Material provided
────────

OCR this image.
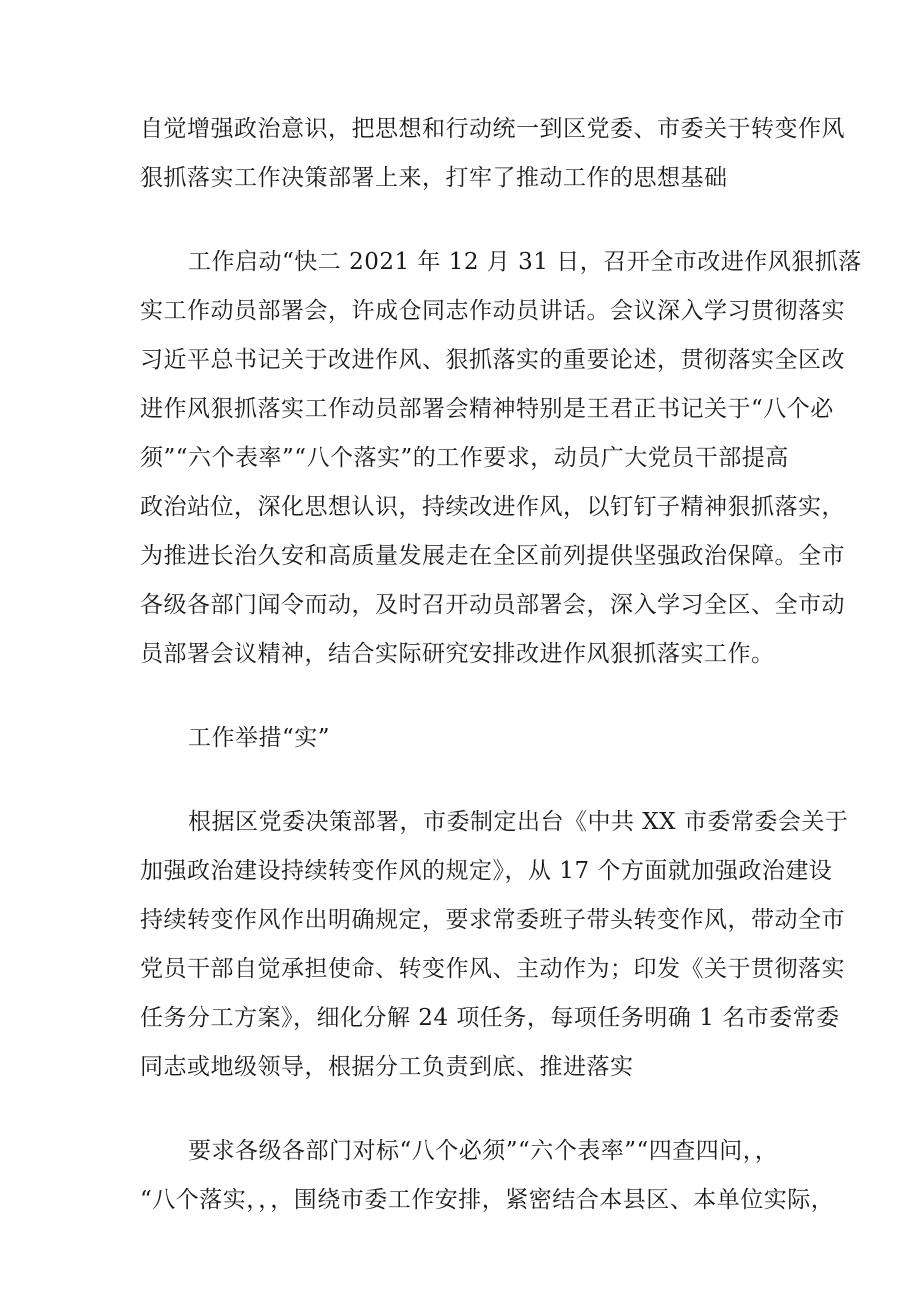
自觉增强政治意识，把思想和行动统一到区党委、市委关于转变作风
狠抓落实工作决策部署上来，打牢了推动工作的思想基础
工作启动“快二 2021 年 12 月 31 日，召开全市改进作风狠抓落
实工作动员部署会，许成仓同志作动员讲话。会议深入学习贯彻落实
习近平总书记关于改进作风、狠抓落实的重要论述，贯彻落实全区改
进作风狠抓落实工作动员部署会精神特别是王君正书记关于“八个必
须”“六个表率”“八个落实”的工作要求，动员广大党员干部提高
政治站位，深化思想认识，持续改进作风，以钉钉子精神狠抓落实，
为推进长治久安和高质量发展走在全区前列提供坚强政治保障。全市
各级各部门闻令而动，及时召开动员部署会，深入学习全区、全市动
员部署会议精神，结合实际研究安排改进作风狠抓落实工作。
工作举措“实”
根据区党委决策部署，市委制定出台《中共 XX 市委常委会关于
加强政治建设持续转变作风的规定》，从 17 个方面就加强政治建设
持续转变作风作出明确规定，要求常委班子带头转变作风，带动全市
党员干部自觉承担使命、转变作风、主动作为；印发《关于贯彻落实
任务分工方案》，细化分解 24 项任务，每项任务明确 1 名市委常委
同志或地级领导，根据分工负责到底、推进落实
要求各级各部门对标“八个必须”“六个表率”“四查四问，，
“八个落实，，，围绕市委工作安排，紧密结合本县区、本单位实际，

────────

Aim of the exercise
Quote the material exactly. Pictures stay out.

Output below
OCR this image.
自觉增强政治意识，把思想和行动统一到区党委、市委关于转变作风
狠抓落实工作决策部署上来，打牢了推动工作的思想基础
工作启动“快二 2021 年 12 月 31 日，召开全市改进作风狠抓落
实工作动员部署会，许成仓同志作动员讲话。会议深入学习贯彻落实
习近平总书记关于改进作风、狠抓落实的重要论述，贯彻落实全区改
进作风狠抓落实工作动员部署会精神特别是王君正书记关于“八个必
须”“六个表率”“八个落实”的工作要求，动员广大党员干部提高
政治站位，深化思想认识，持续改进作风，以钉钉子精神狠抓落实，
为推进长治久安和高质量发展走在全区前列提供坚强政治保障。全市
各级各部门闻令而动，及时召开动员部署会，深入学习全区、全市动
员部署会议精神，结合实际研究安排改进作风狠抓落实工作。
工作举措“实”
根据区党委决策部署，市委制定出台《中共 XX 市委常委会关于
加强政治建设持续转变作风的规定》，从 17 个方面就加强政治建设
持续转变作风作出明确规定，要求常委班子带头转变作风，带动全市
党员干部自觉承担使命、转变作风、主动作为；印发《关于贯彻落实
任务分工方案》，细化分解 24 项任务，每项任务明确 1 名市委常委
同志或地级领导，根据分工负责到底、推进落实
要求各级各部门对标“八个必须”“六个表率”“四查四问，，
“八个落实，，，围绕市委工作安排，紧密结合本县区、本单位实际，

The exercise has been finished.